• Aim of the exercise: Restate the data word for word and leave the images out.

Records contained in a dataset
———
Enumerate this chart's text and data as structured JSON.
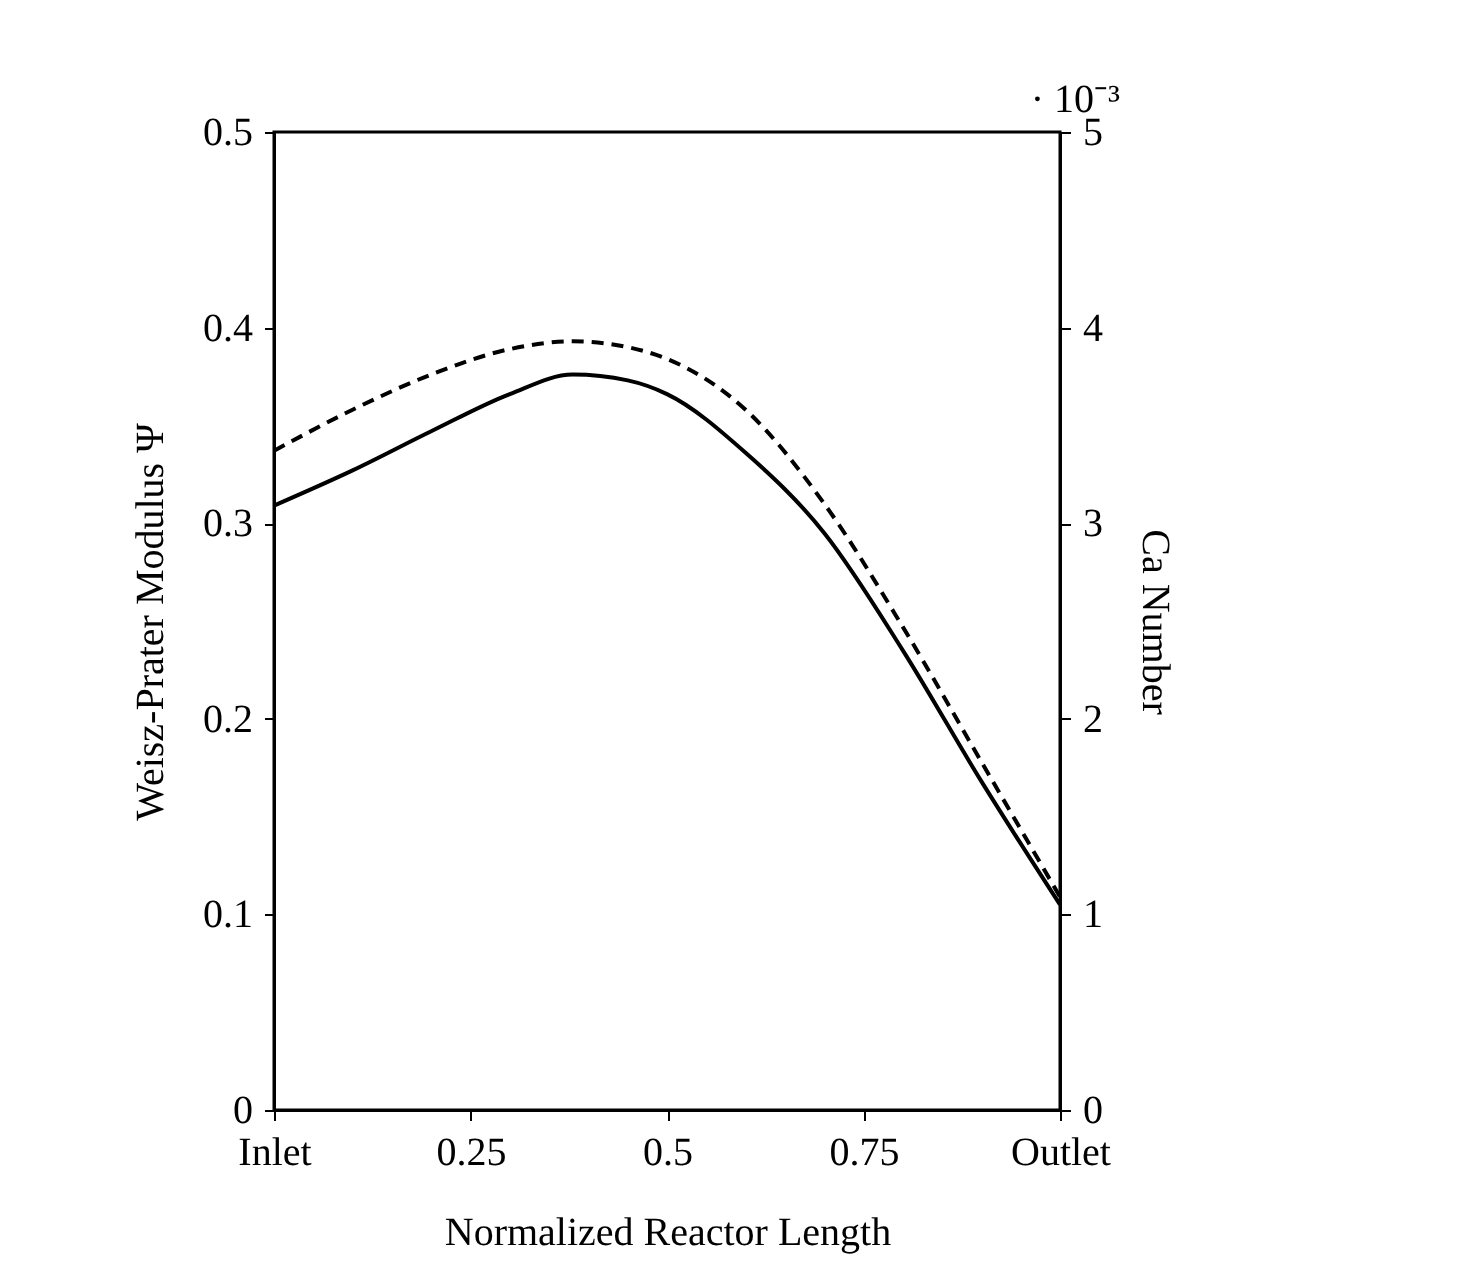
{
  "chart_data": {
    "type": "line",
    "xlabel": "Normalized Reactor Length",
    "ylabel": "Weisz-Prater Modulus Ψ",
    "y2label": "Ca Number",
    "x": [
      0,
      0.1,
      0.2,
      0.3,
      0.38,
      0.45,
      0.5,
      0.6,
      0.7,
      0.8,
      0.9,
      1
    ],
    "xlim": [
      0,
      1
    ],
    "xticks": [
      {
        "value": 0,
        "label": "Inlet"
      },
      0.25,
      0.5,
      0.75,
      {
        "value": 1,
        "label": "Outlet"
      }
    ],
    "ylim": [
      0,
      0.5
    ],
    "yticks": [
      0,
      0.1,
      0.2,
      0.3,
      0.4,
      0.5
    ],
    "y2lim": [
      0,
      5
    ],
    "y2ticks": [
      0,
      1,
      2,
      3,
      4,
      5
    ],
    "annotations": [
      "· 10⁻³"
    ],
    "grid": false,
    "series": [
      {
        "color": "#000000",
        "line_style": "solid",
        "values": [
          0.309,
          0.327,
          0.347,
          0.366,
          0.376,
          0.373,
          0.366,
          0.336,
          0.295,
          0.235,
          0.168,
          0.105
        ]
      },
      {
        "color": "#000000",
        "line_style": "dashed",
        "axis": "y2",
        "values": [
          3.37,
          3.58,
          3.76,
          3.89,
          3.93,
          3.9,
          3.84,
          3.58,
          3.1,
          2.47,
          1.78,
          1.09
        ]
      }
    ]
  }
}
———
• Finished exercise:
Enumerate this chart's text and data as structured JSON.
{
  "chart_data": {
    "type": "line",
    "xlabel": "Normalized Reactor Length",
    "ylabel": "Weisz-Prater Modulus Ψ",
    "y2label": "Ca Number",
    "x": [
      0,
      0.1,
      0.2,
      0.3,
      0.38,
      0.45,
      0.5,
      0.6,
      0.7,
      0.8,
      0.9,
      1
    ],
    "xlim": [
      0,
      1
    ],
    "xticks": [
      {
        "value": 0,
        "label": "Inlet"
      },
      0.25,
      0.5,
      0.75,
      {
        "value": 1,
        "label": "Outlet"
      }
    ],
    "ylim": [
      0,
      0.5
    ],
    "yticks": [
      0,
      0.1,
      0.2,
      0.3,
      0.4,
      0.5
    ],
    "y2lim": [
      0,
      5
    ],
    "y2ticks": [
      0,
      1,
      2,
      3,
      4,
      5
    ],
    "annotations": [
      "· 10⁻³"
    ],
    "grid": false,
    "series": [
      {
        "color": "#000000",
        "line_style": "solid",
        "values": [
          0.309,
          0.327,
          0.347,
          0.366,
          0.376,
          0.373,
          0.366,
          0.336,
          0.295,
          0.235,
          0.168,
          0.105
        ]
      },
      {
        "color": "#000000",
        "line_style": "dashed",
        "axis": "y2",
        "values": [
          3.37,
          3.58,
          3.76,
          3.89,
          3.93,
          3.9,
          3.84,
          3.58,
          3.1,
          2.47,
          1.78,
          1.09
        ]
      }
    ]
  }
}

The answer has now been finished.